### Task instructions
State how many lines of the listing below include the word "Internet". Give only the number.

***** Supplied material

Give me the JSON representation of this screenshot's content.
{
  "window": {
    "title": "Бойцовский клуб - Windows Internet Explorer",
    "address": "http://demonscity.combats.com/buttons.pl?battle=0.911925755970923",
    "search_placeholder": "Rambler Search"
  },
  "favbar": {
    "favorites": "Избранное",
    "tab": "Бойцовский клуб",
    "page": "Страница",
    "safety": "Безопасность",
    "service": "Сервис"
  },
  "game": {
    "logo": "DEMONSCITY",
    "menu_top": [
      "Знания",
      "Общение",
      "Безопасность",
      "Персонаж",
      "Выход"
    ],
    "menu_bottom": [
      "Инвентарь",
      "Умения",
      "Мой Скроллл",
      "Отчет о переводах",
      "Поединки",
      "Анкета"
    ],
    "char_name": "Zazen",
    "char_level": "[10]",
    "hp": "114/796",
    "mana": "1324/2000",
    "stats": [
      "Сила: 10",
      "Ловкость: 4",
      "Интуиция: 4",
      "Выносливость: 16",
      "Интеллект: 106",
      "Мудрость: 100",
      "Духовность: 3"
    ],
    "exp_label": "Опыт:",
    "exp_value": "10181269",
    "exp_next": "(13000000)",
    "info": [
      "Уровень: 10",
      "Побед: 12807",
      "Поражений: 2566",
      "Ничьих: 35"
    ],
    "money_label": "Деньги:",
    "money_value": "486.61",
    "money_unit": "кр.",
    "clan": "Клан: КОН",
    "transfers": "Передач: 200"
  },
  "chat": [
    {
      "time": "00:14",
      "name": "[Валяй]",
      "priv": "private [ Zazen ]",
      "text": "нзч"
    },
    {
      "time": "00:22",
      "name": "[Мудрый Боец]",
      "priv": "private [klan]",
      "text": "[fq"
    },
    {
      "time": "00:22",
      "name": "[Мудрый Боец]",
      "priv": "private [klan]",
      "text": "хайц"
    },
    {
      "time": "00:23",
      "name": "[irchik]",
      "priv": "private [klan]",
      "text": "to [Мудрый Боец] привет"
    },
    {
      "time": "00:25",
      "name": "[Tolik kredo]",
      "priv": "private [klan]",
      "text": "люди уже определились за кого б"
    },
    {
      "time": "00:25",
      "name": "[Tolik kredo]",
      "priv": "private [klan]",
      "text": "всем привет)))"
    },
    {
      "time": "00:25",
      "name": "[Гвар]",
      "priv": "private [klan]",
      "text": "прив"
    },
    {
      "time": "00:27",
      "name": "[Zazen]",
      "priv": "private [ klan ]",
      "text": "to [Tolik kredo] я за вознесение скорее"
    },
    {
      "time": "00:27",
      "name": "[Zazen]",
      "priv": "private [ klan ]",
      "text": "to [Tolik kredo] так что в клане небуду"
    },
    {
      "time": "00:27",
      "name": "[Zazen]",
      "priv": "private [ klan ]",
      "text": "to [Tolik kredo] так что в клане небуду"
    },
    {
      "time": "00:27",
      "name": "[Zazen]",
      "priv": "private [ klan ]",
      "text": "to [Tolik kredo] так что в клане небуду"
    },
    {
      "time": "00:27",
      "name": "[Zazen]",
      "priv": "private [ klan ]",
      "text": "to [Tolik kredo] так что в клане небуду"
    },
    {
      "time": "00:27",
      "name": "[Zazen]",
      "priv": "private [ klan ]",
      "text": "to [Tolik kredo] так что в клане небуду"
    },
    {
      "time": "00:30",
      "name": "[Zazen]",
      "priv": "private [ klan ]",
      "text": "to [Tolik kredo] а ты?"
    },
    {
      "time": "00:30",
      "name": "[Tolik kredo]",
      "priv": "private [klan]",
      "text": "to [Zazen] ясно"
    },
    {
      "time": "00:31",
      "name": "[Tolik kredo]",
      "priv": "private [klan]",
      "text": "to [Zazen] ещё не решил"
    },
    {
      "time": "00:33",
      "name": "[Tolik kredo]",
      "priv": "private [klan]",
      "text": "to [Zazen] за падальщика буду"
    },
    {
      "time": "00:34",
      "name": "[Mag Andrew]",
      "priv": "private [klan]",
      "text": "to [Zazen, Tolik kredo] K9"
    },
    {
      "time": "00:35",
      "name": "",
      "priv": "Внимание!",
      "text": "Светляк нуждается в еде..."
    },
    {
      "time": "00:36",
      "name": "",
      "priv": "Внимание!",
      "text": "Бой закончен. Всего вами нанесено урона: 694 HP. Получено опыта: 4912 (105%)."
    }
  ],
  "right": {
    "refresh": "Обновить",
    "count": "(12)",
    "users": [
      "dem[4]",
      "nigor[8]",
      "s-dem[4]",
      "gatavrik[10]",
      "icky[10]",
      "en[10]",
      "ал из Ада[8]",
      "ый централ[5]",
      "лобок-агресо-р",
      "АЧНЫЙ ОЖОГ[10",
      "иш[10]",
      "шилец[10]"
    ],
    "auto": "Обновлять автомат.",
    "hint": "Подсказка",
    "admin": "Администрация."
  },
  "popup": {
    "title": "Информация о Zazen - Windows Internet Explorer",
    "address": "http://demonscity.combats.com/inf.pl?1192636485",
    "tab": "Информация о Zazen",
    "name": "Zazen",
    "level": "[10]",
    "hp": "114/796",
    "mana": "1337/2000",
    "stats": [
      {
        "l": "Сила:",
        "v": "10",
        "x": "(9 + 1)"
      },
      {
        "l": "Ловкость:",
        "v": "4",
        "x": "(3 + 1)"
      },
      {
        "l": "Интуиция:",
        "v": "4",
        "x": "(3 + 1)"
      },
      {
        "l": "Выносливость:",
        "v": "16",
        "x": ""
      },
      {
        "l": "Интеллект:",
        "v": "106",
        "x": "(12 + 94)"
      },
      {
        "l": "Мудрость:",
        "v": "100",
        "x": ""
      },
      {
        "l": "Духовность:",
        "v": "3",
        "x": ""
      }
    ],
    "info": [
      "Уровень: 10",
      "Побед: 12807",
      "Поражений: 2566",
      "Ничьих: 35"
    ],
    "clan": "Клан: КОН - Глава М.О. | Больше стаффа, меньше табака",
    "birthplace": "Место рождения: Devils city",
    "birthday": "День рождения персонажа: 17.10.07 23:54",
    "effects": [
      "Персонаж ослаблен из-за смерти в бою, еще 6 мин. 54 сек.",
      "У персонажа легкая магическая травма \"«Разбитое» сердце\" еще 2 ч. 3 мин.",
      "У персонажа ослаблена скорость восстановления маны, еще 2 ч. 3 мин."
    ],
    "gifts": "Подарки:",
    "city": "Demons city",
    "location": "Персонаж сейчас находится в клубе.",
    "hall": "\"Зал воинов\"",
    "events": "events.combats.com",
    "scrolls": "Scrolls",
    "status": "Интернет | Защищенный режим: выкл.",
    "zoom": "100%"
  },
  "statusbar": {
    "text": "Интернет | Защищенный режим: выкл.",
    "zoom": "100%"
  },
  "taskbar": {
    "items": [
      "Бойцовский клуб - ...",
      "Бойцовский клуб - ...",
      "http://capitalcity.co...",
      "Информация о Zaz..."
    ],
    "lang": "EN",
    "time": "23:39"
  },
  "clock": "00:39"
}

**********

### Result of this task
2